* [Exercise instructions] Where a line in the listing contains the string "Tanquam", copy that line out.

[Items from a dataset]
>> Start

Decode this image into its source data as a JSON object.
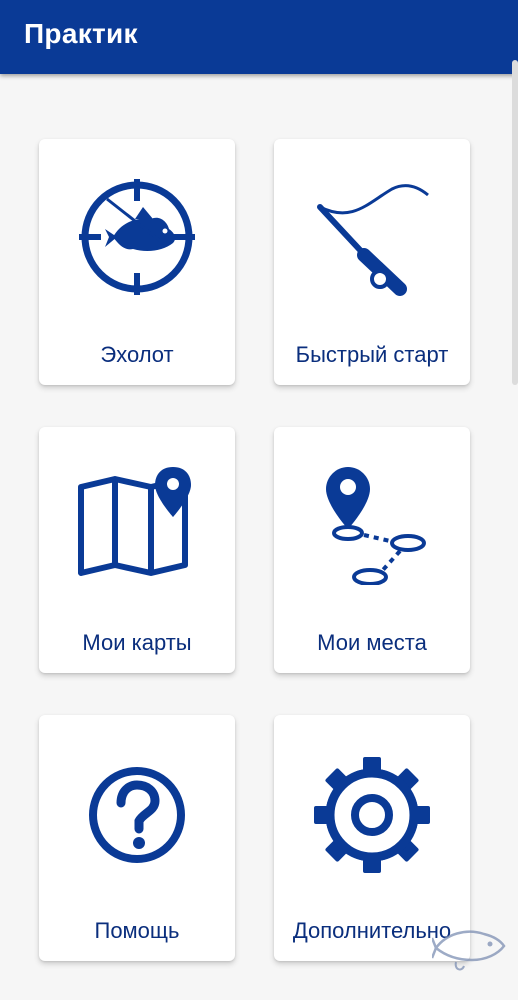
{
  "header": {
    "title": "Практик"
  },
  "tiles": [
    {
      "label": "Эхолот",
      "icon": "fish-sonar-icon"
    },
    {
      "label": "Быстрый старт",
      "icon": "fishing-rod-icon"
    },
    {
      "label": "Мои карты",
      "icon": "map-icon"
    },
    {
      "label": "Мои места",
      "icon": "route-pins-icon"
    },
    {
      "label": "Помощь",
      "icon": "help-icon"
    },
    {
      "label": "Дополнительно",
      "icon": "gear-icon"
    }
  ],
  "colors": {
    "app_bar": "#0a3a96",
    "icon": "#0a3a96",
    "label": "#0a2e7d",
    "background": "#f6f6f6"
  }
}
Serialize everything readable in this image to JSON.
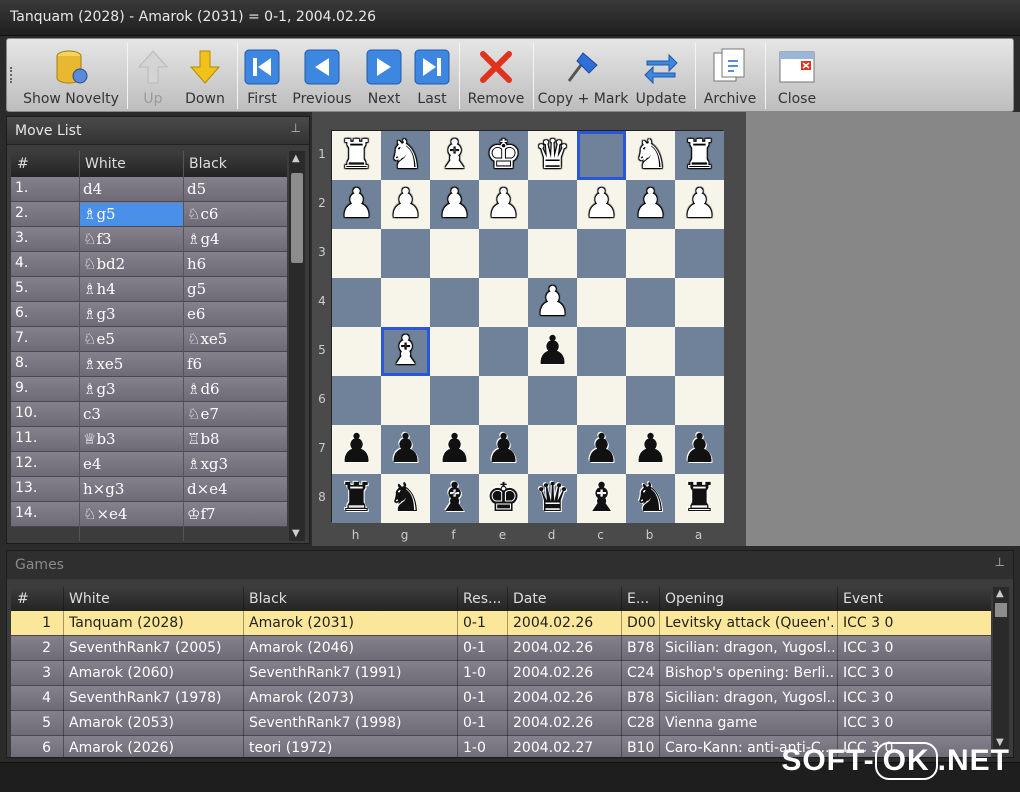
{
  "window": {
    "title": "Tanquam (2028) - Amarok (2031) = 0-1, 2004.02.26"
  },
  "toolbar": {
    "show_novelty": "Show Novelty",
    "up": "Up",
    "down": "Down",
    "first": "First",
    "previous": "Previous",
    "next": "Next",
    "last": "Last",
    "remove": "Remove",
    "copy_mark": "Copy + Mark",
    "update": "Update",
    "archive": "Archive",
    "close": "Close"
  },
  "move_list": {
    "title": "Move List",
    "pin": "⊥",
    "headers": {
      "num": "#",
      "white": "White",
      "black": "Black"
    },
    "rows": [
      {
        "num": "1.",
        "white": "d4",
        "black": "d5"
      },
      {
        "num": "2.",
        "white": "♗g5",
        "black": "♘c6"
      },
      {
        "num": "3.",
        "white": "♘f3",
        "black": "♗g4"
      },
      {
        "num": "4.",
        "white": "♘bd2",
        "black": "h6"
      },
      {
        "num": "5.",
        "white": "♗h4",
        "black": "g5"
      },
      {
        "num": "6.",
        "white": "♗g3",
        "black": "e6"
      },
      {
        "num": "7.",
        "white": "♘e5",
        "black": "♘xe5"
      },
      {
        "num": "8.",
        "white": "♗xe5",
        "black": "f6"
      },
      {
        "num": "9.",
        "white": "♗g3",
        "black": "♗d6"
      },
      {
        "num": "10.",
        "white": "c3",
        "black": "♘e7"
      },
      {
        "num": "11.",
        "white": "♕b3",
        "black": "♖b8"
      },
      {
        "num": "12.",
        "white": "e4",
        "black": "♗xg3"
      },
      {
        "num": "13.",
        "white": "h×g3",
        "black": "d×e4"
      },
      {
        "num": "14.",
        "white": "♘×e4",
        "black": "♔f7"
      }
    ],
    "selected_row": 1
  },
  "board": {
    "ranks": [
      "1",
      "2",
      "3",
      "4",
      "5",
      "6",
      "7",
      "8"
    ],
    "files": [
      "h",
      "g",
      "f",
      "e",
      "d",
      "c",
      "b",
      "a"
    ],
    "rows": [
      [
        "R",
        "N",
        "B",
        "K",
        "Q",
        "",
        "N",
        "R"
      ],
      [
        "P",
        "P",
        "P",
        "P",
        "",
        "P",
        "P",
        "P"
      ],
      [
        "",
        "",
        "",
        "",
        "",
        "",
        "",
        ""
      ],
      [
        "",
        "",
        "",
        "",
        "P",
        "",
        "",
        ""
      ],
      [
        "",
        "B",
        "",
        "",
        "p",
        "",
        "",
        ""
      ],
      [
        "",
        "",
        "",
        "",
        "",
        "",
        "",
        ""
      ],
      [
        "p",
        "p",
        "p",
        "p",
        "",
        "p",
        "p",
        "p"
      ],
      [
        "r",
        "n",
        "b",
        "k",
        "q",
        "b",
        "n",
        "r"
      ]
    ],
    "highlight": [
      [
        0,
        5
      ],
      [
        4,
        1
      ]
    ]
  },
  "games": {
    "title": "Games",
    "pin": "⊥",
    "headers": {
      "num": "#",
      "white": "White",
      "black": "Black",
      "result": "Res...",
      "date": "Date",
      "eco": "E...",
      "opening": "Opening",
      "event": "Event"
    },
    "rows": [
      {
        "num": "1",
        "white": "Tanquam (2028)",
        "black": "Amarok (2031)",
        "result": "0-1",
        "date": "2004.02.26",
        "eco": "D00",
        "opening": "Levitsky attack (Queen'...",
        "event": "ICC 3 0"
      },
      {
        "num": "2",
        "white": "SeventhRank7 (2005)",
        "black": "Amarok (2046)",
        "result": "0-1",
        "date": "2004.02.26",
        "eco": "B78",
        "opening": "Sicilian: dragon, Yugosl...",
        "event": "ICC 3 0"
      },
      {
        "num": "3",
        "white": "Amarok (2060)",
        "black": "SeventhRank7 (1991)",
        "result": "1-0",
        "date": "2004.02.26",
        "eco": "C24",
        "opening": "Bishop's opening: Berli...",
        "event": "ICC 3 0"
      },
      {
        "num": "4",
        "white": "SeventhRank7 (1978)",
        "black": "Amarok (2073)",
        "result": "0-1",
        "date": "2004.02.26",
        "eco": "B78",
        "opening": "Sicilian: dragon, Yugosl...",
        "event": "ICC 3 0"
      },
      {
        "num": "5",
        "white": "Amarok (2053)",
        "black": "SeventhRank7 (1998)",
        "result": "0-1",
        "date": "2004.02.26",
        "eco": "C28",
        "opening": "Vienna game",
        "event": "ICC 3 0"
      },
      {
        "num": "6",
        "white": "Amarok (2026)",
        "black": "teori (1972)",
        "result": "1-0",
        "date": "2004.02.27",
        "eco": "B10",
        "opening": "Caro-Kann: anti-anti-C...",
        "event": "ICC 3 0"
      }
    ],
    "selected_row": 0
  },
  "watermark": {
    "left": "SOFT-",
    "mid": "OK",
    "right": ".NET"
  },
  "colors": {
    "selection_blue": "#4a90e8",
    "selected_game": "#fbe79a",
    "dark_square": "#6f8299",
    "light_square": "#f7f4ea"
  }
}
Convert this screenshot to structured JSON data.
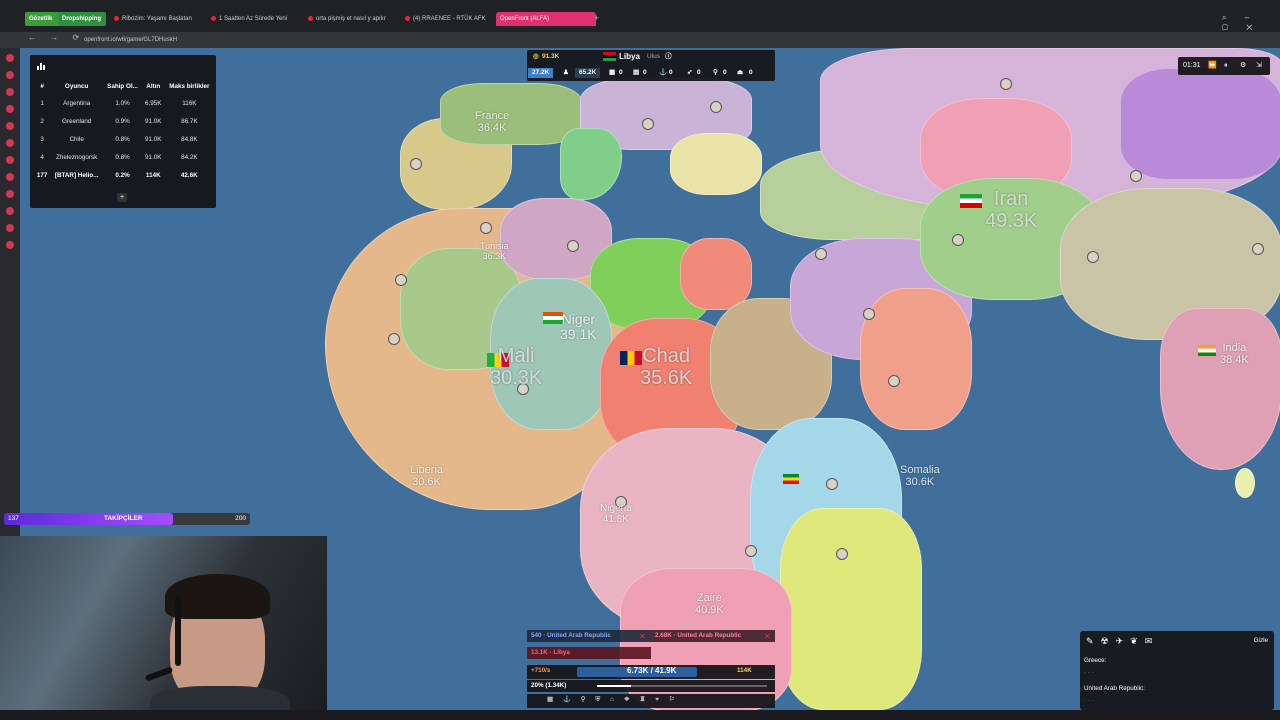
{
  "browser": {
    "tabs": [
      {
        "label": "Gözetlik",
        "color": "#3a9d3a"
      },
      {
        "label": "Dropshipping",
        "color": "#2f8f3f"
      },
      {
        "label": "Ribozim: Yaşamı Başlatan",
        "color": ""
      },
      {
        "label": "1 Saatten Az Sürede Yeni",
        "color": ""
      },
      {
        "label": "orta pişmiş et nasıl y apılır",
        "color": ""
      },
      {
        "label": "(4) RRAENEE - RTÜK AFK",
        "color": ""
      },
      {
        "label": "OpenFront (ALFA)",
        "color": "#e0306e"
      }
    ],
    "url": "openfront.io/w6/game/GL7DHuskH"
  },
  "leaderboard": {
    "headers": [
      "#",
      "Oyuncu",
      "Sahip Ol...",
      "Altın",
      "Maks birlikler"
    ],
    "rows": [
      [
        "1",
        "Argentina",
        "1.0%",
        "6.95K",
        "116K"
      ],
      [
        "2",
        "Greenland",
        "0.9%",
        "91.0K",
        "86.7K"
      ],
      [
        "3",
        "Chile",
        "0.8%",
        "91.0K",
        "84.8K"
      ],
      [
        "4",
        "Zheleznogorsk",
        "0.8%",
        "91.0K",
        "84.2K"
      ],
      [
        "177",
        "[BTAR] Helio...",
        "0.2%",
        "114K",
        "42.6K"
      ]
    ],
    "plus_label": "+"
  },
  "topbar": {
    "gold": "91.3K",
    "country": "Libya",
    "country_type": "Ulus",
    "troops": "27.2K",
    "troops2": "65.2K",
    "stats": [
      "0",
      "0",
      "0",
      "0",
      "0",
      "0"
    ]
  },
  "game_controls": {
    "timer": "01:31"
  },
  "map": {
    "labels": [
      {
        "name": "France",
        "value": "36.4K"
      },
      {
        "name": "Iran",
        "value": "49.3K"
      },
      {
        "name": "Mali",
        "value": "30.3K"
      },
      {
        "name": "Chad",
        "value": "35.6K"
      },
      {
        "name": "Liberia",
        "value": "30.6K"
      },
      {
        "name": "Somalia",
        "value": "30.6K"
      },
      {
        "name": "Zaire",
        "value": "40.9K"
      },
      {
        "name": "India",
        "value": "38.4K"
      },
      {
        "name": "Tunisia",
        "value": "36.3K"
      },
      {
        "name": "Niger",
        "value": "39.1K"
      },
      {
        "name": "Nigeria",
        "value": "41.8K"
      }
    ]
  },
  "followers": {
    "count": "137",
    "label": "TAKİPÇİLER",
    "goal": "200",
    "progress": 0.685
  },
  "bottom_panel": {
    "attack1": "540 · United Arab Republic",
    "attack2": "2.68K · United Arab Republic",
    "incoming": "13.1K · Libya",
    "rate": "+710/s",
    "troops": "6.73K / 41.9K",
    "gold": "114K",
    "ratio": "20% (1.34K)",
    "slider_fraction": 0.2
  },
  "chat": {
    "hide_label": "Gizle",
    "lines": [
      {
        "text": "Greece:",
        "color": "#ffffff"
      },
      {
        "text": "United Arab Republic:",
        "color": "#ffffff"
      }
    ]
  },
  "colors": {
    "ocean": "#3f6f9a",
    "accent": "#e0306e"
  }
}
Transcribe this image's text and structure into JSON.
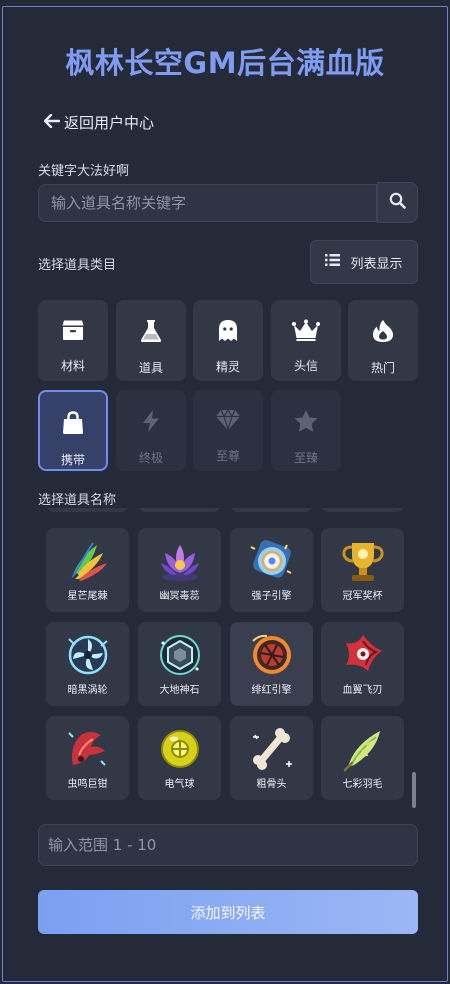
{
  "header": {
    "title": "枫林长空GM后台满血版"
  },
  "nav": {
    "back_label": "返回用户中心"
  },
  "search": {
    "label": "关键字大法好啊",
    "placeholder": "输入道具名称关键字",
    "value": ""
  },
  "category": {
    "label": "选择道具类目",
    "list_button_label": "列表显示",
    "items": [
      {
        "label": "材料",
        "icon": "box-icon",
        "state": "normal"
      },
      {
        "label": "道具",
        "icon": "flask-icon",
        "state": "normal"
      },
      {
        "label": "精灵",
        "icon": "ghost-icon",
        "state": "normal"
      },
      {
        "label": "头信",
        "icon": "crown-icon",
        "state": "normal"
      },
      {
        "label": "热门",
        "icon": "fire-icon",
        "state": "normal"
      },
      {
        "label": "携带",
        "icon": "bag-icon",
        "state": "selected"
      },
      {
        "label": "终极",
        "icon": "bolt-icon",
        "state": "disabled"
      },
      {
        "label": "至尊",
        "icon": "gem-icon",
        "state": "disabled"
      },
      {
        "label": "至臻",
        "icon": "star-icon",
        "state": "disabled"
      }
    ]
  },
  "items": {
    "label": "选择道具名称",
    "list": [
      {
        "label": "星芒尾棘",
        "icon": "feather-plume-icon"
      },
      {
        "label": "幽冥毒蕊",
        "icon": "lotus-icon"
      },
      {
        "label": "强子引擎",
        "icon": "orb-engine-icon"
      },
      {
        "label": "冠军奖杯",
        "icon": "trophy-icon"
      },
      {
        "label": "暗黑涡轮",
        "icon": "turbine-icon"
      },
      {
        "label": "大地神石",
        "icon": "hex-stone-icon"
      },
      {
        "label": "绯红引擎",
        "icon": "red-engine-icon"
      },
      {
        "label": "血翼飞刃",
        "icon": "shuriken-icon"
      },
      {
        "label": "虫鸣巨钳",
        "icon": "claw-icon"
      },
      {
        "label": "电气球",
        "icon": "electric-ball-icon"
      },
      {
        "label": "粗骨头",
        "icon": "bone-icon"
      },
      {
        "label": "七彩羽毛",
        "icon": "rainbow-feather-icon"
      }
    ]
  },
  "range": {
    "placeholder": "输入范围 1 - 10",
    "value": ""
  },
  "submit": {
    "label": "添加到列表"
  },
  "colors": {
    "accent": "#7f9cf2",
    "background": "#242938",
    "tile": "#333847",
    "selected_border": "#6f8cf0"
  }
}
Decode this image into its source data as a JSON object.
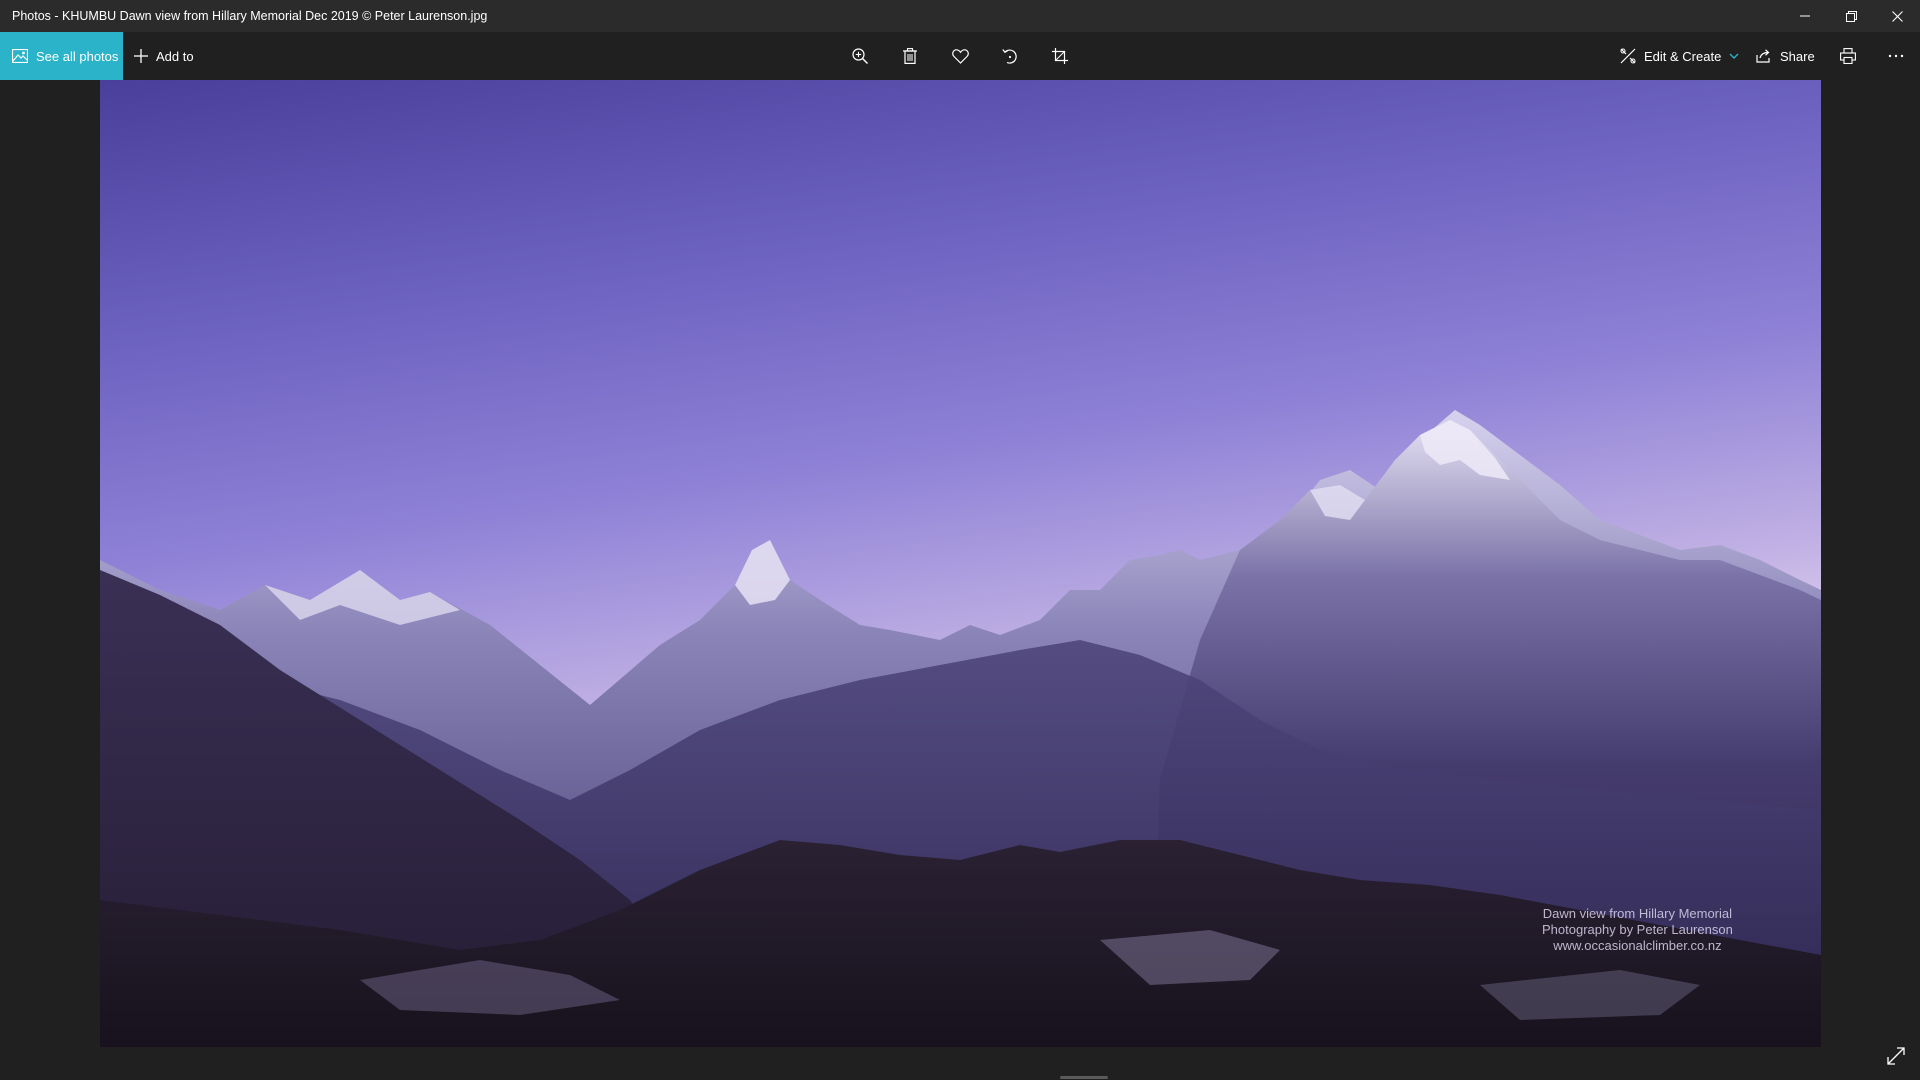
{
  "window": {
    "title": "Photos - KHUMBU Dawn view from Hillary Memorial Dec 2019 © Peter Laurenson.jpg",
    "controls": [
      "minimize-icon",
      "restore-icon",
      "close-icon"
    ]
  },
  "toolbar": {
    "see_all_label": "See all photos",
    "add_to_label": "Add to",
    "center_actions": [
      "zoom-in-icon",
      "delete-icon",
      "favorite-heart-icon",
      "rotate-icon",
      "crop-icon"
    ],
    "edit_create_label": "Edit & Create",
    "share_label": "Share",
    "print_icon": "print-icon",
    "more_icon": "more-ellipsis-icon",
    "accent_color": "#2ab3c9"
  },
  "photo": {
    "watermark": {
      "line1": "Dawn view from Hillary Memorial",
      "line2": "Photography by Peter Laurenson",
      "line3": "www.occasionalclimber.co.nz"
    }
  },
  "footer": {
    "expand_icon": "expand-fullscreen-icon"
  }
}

>> End

* [Answer for the task]
    "title": "Tanquam (2028) - Amarok (2031) = 0-1, 2004.02.26"
        "white": "Tanquam (2028)",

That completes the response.